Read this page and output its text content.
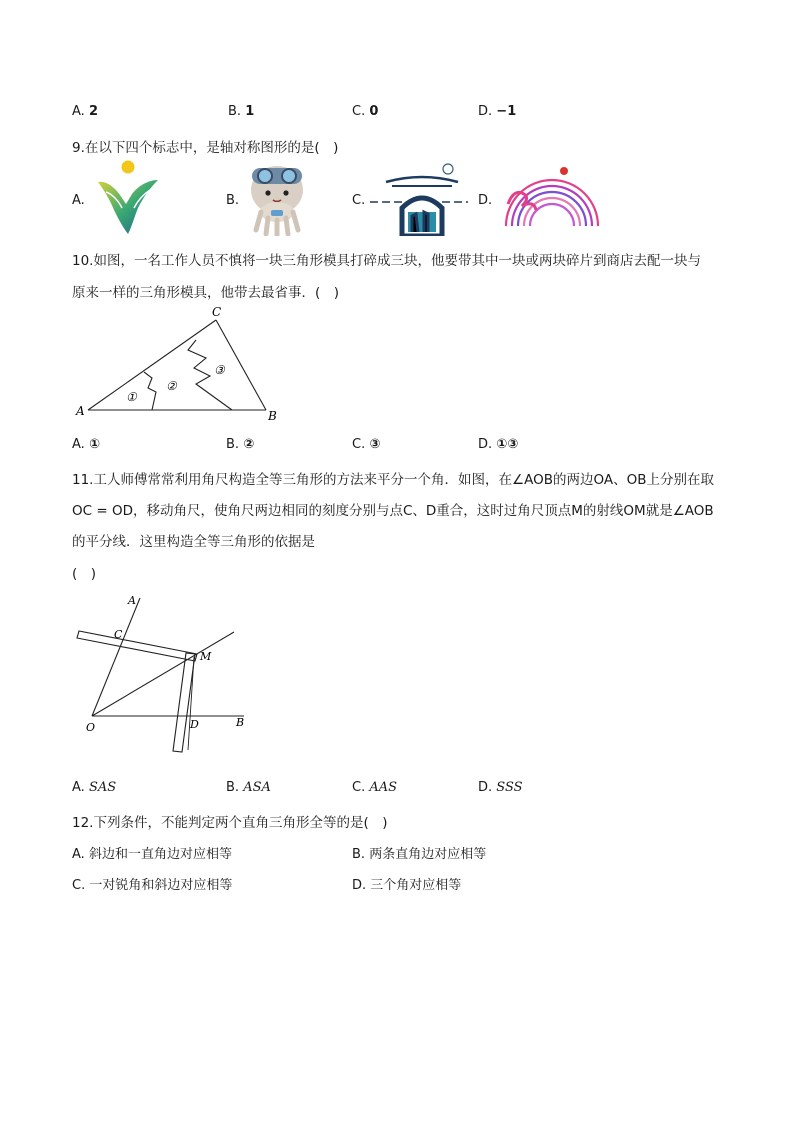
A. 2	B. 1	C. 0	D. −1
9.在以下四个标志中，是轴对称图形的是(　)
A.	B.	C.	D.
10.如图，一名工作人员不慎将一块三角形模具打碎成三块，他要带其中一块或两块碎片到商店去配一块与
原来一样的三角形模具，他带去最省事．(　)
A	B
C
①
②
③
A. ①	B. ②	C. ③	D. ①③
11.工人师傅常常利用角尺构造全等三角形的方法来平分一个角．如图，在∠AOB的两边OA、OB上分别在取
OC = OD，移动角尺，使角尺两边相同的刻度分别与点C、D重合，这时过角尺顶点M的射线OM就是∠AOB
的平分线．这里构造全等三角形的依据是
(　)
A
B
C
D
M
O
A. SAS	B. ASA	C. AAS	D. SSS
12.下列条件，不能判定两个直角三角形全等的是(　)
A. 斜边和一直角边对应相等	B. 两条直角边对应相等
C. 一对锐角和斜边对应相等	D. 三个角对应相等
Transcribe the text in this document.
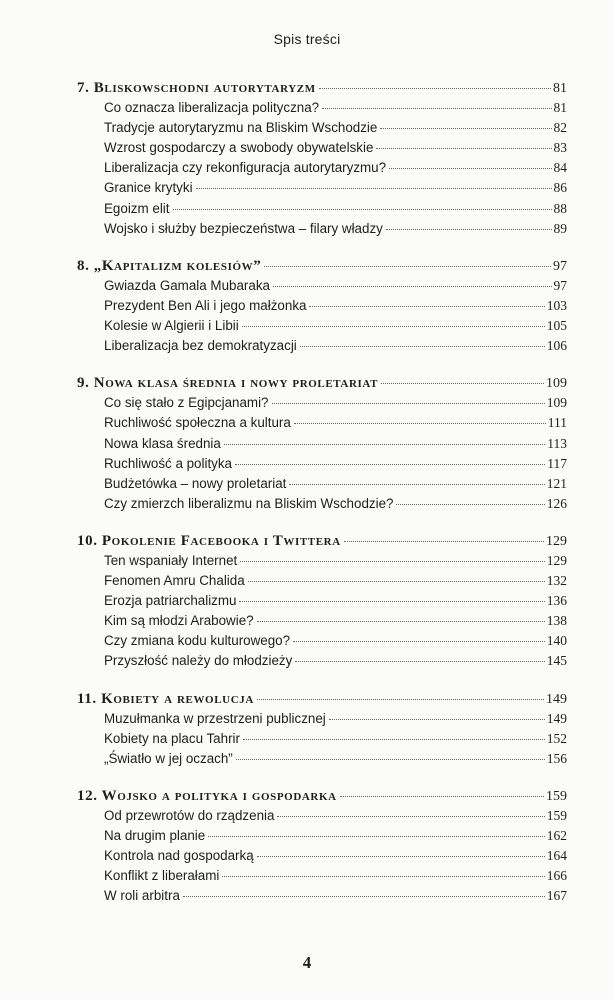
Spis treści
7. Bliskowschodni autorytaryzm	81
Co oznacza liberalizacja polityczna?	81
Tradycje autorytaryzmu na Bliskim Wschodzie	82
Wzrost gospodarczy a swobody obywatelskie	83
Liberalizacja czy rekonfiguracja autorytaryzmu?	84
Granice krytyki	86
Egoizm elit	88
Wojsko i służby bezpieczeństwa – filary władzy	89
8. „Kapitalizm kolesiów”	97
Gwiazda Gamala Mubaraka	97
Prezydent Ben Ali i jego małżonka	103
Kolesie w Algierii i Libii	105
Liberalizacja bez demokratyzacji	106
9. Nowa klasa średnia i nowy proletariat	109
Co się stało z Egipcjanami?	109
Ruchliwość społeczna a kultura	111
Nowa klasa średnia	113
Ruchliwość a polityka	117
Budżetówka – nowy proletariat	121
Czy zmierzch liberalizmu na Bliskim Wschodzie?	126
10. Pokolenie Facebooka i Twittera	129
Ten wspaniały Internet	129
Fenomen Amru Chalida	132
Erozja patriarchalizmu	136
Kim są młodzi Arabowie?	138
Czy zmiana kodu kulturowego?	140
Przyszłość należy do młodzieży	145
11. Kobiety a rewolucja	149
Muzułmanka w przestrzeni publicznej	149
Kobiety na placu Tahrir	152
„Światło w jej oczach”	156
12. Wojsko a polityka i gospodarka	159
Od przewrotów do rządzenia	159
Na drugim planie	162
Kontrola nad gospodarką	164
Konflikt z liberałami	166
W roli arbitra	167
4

* * *

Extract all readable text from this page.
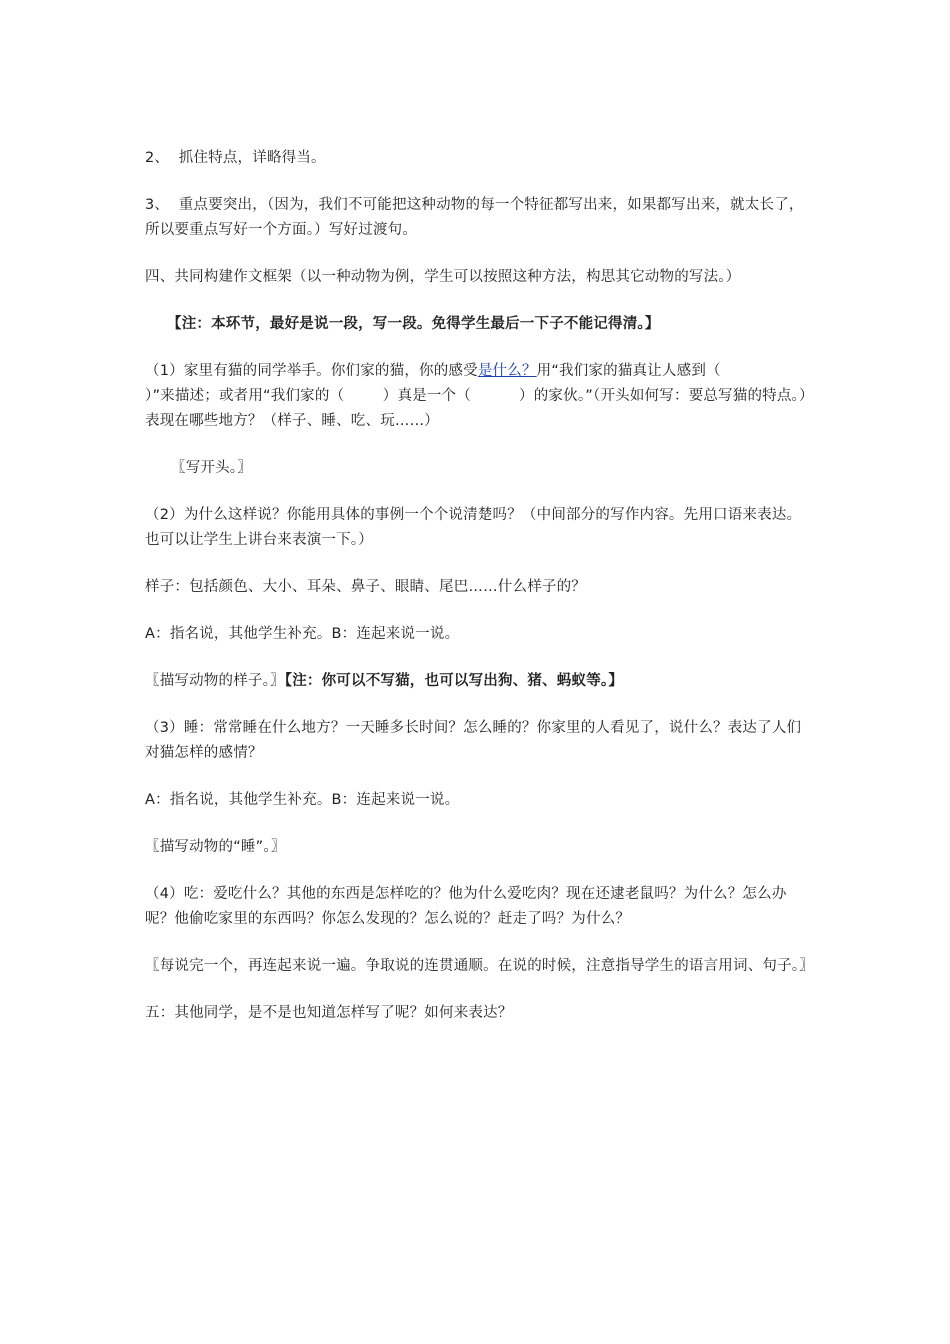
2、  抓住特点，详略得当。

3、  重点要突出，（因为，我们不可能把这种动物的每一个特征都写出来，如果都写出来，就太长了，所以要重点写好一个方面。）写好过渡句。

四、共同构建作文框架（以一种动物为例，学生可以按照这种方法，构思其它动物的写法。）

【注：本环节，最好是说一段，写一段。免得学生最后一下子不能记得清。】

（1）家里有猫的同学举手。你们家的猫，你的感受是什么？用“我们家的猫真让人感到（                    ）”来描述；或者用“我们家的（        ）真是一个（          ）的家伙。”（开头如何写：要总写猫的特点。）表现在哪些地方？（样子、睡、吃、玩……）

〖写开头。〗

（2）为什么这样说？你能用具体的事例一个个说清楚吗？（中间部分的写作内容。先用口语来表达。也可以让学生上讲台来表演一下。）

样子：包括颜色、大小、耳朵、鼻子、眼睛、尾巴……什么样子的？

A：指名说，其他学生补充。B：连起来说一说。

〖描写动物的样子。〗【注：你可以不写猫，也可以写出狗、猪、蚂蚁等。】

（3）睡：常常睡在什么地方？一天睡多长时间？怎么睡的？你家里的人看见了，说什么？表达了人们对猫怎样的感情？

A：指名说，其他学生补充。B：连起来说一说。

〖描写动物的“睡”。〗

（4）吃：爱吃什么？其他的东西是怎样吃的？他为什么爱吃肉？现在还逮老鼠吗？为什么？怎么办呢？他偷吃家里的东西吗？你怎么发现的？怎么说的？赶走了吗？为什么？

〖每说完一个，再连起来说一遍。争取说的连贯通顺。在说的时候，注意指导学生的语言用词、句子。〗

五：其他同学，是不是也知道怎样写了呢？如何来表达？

> Objective
Among the entries above, identify all lines with "Bliskim" and copy them.

> Answer to the problem
Tradycje autorytaryzmu na Bliskim Wschodzie	82
Czy zmierzch liberalizmu na Bliskim Wschodzie?	126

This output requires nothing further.